- [Supplied material]:
■ ■ ■ ■

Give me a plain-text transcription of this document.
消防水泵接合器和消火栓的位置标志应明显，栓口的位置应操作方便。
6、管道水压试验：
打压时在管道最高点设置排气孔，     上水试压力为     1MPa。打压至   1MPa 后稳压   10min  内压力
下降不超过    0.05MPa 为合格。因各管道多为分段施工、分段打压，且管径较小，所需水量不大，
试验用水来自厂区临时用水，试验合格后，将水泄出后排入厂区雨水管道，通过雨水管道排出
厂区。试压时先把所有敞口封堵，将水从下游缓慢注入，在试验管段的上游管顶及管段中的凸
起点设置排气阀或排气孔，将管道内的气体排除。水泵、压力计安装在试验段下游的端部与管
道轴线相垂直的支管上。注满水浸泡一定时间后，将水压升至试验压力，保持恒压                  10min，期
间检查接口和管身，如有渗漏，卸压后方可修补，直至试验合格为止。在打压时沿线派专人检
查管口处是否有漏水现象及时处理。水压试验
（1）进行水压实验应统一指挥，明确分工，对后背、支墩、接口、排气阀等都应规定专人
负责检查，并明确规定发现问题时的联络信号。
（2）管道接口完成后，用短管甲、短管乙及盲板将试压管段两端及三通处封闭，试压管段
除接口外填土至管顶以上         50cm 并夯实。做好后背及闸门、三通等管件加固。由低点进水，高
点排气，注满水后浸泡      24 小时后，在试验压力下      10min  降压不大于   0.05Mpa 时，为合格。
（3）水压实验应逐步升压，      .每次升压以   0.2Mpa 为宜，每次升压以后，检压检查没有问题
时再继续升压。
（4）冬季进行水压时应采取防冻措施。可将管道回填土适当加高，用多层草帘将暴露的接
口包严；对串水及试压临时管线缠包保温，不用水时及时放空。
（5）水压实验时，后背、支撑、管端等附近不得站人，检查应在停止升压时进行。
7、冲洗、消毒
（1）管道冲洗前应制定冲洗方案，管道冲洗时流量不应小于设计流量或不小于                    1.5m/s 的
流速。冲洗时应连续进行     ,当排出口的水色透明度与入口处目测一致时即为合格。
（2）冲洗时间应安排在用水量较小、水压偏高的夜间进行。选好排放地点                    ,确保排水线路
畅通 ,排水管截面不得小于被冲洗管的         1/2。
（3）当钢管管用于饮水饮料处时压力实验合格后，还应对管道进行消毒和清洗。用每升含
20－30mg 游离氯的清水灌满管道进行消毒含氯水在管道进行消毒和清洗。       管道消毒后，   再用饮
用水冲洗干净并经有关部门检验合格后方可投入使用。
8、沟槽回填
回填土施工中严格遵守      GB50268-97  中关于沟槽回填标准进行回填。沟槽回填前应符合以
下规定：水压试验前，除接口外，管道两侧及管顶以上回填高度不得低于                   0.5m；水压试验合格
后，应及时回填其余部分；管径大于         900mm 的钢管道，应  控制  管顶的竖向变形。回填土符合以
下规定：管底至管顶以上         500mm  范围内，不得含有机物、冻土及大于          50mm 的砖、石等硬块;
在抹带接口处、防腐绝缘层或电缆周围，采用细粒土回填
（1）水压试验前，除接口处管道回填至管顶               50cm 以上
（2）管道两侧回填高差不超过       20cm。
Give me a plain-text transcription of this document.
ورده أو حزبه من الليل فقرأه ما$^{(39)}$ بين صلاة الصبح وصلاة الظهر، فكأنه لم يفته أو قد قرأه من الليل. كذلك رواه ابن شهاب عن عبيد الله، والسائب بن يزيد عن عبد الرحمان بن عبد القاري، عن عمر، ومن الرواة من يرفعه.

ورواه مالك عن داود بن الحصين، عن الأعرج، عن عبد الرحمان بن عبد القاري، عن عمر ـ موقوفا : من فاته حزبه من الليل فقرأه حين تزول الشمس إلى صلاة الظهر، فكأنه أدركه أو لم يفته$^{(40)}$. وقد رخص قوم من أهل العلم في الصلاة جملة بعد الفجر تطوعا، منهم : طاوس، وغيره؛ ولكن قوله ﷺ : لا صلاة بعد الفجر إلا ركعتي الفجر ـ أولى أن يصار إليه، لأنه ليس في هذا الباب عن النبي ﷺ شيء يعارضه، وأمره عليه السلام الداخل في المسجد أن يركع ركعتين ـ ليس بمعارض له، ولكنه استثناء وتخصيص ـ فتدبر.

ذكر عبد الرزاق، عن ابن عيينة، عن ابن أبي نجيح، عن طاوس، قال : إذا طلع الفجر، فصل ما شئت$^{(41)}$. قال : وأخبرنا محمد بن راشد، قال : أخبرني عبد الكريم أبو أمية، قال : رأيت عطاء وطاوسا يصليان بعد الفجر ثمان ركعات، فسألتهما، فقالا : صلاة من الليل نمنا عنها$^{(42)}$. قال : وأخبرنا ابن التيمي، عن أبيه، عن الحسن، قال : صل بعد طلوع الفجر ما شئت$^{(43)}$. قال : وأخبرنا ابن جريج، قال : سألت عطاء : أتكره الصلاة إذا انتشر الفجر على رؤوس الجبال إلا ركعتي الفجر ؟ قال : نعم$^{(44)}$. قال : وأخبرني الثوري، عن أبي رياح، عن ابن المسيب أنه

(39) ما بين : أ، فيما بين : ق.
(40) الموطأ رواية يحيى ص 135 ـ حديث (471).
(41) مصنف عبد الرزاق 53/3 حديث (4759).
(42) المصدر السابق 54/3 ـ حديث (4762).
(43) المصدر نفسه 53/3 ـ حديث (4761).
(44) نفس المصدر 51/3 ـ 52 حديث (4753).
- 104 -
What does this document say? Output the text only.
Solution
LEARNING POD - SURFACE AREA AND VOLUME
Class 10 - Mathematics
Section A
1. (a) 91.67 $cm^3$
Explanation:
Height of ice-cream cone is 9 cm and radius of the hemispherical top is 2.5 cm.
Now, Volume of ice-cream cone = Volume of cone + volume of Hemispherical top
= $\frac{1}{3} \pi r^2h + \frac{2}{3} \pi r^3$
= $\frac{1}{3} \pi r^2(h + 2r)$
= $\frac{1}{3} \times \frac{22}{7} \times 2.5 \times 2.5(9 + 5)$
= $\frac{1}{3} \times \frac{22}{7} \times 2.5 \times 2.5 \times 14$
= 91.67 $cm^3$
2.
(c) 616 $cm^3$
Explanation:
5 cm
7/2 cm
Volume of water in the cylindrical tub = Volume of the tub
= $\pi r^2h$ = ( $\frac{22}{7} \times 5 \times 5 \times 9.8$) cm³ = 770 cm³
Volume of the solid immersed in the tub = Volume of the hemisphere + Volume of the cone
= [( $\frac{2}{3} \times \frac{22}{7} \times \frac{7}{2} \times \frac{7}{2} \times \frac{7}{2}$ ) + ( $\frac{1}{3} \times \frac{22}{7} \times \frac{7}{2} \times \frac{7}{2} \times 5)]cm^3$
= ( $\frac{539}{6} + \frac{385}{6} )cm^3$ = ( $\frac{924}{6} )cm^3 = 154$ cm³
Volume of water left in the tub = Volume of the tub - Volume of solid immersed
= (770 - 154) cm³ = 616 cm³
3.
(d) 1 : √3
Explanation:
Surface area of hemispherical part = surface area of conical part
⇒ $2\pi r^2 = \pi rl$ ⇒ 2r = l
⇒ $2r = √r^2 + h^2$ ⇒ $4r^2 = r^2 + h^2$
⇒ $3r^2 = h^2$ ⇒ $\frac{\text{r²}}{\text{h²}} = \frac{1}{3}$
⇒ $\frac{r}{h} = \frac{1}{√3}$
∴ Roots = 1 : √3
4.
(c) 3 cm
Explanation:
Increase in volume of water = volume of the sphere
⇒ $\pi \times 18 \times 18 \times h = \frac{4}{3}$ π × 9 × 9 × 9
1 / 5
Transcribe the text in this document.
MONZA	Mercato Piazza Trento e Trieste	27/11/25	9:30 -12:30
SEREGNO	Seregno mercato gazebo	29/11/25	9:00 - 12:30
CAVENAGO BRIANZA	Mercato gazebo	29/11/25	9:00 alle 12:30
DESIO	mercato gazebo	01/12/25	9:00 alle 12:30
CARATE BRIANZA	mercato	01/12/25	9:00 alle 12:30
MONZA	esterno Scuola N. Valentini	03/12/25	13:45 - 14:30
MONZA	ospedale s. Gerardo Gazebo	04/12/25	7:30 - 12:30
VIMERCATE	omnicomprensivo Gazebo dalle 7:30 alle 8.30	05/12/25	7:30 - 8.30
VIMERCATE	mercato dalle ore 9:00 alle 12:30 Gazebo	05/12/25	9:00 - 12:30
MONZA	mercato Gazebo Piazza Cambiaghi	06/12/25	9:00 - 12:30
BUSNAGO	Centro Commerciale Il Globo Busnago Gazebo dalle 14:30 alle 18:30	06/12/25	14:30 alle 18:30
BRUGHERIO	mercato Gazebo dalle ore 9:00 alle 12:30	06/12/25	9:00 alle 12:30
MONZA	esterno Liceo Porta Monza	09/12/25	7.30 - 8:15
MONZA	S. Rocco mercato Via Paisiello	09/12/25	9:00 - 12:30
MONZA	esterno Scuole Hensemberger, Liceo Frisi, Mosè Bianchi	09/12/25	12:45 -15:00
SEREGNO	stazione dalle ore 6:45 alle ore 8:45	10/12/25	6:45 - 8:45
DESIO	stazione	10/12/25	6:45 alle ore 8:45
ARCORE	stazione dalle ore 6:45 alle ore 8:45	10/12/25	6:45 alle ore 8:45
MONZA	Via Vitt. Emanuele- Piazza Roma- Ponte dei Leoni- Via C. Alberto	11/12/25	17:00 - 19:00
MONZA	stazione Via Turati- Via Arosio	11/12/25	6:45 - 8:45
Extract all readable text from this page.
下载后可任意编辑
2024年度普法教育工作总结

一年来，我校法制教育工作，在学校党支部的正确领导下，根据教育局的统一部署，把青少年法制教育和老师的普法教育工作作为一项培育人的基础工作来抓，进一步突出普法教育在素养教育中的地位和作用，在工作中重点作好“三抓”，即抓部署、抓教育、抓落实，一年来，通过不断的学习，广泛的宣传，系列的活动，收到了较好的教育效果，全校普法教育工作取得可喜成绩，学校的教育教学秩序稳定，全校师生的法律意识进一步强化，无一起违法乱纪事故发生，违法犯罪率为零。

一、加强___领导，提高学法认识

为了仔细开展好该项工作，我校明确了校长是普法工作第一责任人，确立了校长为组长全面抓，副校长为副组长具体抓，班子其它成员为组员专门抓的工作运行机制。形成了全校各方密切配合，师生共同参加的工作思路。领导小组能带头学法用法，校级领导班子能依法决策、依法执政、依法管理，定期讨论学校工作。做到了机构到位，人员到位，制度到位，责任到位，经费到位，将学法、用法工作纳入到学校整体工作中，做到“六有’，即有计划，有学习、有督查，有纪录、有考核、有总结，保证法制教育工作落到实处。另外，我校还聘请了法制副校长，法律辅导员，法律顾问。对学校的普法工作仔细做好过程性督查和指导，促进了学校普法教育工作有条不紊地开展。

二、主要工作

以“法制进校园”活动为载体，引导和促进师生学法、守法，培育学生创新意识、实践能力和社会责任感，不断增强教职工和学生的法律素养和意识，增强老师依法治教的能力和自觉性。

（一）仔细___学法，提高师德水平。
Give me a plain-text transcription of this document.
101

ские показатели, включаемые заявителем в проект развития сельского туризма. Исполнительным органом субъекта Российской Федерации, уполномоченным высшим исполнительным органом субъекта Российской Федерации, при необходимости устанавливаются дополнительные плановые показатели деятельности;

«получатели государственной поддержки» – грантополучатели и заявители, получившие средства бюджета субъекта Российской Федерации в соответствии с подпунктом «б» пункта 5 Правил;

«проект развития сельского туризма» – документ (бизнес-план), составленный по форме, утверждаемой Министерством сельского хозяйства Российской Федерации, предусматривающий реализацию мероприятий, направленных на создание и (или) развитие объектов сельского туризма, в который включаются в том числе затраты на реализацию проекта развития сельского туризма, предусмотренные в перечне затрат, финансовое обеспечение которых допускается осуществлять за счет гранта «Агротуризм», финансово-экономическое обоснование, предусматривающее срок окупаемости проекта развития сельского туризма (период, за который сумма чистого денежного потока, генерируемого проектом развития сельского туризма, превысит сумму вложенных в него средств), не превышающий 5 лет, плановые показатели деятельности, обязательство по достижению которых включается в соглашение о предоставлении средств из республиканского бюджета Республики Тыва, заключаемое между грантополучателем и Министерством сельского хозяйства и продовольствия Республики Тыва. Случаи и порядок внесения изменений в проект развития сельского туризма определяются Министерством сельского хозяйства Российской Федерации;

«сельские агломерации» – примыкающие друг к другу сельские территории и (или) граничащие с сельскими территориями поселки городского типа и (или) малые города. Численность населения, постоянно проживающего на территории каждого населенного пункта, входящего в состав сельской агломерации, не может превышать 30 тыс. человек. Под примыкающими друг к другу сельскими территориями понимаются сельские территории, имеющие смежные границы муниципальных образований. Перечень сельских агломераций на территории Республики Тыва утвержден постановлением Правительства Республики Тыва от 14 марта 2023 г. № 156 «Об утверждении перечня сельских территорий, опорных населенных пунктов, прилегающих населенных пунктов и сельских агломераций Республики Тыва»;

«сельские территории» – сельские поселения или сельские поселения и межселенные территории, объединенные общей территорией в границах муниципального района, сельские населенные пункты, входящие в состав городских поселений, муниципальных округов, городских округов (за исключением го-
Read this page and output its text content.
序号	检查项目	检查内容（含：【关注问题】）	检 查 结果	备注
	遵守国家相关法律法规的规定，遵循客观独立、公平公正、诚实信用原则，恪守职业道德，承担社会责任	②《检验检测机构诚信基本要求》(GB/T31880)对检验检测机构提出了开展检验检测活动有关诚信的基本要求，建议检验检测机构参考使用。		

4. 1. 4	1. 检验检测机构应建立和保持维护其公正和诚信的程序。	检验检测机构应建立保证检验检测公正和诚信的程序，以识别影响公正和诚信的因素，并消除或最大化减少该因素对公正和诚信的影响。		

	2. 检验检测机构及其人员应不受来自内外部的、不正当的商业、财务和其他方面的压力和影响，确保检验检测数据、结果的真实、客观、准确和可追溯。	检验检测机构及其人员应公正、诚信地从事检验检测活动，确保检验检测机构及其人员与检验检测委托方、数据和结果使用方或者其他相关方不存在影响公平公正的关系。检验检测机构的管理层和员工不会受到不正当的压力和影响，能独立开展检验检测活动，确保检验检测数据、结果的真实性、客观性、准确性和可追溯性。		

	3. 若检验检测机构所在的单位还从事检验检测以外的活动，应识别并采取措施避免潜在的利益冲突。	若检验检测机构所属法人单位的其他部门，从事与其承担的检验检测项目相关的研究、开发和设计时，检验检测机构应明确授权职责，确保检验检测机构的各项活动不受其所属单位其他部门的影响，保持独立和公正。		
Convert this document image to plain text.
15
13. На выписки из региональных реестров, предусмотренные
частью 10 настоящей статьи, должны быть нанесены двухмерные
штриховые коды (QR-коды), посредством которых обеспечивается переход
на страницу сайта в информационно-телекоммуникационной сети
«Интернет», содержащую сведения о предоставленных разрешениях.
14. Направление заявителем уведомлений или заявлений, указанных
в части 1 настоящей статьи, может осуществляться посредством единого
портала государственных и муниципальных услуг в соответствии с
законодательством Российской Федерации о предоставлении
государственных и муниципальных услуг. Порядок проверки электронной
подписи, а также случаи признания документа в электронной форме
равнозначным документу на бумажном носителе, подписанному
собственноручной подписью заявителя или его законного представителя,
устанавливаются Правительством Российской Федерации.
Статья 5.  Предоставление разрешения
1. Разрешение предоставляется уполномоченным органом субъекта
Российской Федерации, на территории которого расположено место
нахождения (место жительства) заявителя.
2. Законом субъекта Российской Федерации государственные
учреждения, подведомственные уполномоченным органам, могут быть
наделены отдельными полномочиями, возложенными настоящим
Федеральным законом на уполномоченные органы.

■ ■ ■ ■

- [What is expected]: Among the lines of the data above, determine how many contain the word "فقرأه". Report the number alone.

- [Exercise output]: 2